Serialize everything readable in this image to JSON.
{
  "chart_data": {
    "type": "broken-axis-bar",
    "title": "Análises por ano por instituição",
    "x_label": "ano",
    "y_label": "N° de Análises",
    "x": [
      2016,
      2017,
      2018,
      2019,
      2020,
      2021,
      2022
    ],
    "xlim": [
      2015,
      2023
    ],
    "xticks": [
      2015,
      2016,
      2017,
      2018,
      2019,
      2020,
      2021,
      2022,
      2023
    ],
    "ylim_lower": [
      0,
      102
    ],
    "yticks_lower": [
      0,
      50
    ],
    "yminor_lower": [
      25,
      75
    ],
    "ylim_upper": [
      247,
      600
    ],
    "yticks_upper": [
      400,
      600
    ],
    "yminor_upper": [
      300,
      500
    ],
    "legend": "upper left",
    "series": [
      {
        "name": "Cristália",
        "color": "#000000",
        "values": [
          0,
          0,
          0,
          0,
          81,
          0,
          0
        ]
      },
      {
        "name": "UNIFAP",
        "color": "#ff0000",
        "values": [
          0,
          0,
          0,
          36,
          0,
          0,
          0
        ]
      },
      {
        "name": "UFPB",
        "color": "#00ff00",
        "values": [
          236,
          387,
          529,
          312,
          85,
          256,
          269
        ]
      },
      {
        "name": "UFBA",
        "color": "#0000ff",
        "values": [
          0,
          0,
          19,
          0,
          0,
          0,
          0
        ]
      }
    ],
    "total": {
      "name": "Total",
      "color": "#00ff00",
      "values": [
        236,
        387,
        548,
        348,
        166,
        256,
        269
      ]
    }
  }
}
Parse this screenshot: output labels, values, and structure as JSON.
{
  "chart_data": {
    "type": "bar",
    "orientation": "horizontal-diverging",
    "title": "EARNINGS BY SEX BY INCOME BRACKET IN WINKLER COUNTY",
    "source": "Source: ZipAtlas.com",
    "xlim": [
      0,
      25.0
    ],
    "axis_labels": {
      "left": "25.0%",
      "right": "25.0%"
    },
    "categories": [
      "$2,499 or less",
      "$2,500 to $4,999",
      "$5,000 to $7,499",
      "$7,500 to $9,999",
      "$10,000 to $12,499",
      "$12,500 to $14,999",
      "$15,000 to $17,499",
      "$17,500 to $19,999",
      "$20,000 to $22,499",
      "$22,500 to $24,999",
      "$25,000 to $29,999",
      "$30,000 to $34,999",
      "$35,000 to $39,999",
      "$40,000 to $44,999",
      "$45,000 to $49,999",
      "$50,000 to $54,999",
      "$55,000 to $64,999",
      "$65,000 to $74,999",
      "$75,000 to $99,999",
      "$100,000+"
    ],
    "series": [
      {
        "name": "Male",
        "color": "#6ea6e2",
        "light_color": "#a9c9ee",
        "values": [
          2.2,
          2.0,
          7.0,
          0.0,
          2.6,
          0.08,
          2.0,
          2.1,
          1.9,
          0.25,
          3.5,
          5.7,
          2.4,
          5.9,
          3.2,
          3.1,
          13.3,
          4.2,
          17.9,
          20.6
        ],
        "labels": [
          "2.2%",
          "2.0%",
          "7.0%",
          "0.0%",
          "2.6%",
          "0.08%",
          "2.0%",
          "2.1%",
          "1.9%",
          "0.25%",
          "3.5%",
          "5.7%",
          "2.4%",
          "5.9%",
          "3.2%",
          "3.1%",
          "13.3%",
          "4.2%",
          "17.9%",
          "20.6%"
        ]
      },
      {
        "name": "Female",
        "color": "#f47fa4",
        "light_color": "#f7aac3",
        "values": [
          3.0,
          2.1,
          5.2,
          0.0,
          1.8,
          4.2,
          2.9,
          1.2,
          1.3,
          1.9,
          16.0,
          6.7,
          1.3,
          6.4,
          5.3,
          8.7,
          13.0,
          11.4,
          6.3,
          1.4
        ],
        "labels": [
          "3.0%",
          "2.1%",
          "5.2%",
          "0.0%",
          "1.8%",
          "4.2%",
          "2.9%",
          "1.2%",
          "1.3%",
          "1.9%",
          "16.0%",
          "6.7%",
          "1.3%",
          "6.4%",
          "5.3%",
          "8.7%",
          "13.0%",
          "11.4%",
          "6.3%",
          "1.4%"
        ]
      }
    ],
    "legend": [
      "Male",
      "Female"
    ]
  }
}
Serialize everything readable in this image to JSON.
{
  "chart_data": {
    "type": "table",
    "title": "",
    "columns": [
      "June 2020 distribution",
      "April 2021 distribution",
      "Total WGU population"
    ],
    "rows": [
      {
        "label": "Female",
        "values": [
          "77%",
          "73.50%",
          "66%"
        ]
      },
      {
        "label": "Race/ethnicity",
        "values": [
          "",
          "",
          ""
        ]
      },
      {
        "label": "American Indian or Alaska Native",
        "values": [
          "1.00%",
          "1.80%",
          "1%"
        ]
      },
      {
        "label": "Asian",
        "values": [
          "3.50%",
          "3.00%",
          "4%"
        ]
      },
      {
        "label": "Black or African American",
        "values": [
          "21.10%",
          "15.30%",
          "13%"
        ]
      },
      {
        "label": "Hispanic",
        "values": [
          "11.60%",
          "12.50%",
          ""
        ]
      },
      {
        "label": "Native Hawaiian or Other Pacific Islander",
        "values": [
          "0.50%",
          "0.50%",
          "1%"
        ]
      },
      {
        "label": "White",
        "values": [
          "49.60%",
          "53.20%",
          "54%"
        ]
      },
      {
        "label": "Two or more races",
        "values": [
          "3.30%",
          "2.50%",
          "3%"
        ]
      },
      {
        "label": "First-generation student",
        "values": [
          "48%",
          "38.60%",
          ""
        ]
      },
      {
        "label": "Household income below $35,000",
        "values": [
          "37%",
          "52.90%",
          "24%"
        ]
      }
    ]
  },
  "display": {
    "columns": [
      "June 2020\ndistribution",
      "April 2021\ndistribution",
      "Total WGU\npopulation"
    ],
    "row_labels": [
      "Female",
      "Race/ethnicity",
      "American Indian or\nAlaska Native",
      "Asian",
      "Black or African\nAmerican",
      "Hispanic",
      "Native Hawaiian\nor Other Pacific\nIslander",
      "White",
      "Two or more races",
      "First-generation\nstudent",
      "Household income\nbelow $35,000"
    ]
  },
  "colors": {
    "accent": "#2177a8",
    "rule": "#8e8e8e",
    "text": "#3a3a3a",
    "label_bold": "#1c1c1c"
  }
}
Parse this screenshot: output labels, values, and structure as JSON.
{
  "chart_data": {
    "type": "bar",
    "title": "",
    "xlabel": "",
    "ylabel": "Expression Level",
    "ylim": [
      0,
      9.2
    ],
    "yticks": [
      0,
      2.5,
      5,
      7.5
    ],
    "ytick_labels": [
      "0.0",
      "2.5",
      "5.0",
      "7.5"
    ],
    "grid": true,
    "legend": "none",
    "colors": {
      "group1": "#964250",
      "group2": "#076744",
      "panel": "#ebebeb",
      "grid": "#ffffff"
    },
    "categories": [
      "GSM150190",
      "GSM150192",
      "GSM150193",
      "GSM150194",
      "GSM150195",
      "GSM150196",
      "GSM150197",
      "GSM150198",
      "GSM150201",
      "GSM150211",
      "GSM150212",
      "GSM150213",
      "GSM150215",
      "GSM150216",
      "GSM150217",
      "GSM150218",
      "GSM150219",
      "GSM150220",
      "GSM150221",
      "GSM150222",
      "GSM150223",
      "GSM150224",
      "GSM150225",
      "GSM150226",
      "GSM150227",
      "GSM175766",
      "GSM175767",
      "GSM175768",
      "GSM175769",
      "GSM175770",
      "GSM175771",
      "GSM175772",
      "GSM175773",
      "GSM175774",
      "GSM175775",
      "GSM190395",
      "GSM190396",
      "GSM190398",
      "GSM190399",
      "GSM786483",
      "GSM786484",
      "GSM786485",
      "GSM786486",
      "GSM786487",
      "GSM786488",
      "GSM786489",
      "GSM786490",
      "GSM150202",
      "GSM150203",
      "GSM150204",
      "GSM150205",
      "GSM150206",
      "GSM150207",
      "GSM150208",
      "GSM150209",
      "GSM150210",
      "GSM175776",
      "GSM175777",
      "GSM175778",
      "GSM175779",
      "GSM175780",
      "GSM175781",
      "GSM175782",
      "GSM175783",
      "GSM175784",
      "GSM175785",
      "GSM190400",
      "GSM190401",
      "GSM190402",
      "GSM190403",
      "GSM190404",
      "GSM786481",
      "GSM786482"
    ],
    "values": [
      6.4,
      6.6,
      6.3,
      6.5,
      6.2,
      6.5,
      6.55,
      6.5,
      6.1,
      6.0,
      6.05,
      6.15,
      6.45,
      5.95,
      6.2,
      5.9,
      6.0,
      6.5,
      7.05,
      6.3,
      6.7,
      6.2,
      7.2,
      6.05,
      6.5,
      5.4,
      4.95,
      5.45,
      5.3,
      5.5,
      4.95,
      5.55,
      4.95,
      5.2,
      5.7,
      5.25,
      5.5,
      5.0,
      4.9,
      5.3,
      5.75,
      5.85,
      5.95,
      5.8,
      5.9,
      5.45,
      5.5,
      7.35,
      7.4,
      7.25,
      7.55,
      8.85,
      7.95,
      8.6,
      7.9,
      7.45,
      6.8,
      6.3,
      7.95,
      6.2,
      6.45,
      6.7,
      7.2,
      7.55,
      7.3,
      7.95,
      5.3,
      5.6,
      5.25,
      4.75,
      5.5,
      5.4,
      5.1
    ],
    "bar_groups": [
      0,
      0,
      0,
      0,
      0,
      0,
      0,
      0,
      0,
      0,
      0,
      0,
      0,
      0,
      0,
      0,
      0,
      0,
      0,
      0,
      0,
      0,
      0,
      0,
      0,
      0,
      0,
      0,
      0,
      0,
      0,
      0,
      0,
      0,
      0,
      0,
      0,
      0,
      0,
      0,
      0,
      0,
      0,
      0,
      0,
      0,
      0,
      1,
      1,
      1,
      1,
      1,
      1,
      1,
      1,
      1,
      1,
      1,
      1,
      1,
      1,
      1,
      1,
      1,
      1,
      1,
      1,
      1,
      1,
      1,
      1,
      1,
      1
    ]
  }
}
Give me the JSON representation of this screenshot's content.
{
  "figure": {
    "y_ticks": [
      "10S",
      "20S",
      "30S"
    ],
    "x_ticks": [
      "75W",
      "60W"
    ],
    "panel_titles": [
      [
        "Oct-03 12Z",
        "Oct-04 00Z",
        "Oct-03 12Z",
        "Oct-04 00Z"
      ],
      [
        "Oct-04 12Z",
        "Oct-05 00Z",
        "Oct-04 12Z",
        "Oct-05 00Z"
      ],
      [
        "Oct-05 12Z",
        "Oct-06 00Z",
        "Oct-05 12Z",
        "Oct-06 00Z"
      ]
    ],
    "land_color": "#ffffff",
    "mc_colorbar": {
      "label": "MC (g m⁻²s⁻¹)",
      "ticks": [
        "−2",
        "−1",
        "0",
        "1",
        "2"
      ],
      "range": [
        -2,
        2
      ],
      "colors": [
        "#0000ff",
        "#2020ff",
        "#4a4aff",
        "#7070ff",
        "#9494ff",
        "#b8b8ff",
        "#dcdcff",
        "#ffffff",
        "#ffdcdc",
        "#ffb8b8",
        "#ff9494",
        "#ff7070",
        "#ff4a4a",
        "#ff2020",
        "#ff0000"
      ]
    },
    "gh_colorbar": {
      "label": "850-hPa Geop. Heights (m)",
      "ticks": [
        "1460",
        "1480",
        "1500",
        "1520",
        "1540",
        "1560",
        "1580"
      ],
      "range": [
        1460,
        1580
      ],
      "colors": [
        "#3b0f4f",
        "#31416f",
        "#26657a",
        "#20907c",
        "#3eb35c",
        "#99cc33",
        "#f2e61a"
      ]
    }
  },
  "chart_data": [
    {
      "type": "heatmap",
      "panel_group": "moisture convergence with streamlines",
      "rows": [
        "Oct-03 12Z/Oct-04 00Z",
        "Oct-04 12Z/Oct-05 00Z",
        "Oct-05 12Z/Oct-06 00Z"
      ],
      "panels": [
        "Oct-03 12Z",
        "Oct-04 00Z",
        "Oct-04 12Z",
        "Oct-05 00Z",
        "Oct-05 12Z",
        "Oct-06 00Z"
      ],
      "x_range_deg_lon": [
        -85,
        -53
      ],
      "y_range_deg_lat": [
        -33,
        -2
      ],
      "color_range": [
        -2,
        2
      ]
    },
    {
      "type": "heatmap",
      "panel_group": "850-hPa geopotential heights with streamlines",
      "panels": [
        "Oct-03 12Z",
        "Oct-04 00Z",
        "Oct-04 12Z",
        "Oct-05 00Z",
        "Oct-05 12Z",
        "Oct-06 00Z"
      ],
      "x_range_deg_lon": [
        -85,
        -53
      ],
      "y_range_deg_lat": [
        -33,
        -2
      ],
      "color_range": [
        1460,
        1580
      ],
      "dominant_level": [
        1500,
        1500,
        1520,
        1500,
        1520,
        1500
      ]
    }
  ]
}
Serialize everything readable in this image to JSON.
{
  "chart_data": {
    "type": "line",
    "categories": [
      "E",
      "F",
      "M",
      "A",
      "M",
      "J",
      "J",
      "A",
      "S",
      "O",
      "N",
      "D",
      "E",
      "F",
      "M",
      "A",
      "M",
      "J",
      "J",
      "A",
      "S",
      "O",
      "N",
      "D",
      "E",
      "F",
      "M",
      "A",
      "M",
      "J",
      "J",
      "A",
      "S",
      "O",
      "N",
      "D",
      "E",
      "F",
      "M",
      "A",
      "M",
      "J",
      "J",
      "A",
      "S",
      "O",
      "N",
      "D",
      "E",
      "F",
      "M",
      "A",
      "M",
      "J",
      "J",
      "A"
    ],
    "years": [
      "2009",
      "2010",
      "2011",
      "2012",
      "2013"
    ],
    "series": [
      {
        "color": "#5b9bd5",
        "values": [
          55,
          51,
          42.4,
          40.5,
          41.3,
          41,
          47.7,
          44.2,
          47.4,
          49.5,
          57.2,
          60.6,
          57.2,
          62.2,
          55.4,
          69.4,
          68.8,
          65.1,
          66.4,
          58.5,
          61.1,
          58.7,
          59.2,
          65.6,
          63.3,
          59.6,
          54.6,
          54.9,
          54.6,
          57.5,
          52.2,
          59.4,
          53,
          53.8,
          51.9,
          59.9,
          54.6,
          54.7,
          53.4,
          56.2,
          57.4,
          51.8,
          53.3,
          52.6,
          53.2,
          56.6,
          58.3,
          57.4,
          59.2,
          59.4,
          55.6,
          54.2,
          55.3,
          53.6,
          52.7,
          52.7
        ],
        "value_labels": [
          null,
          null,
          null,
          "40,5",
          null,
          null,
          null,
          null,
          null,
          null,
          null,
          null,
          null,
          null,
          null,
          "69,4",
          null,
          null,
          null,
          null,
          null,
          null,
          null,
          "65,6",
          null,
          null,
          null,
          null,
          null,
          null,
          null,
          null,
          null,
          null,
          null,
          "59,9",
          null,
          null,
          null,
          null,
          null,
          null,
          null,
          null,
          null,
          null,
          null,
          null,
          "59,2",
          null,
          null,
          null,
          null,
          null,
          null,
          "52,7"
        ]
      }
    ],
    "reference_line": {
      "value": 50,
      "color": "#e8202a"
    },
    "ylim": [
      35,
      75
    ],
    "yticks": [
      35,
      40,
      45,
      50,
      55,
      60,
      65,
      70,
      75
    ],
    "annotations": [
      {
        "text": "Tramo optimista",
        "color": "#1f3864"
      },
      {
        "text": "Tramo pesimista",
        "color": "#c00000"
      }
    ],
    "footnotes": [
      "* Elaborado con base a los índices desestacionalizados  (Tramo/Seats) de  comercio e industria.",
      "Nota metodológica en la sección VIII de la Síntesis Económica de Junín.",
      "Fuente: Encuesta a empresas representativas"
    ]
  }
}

* **Exercise instructions**
Track down every line holding the string "text" and copy it.

* **Expected answer**
    "text": "#3a3a3a",
        "text": "Tramo optimista",
        "text": "Tramo pesimista",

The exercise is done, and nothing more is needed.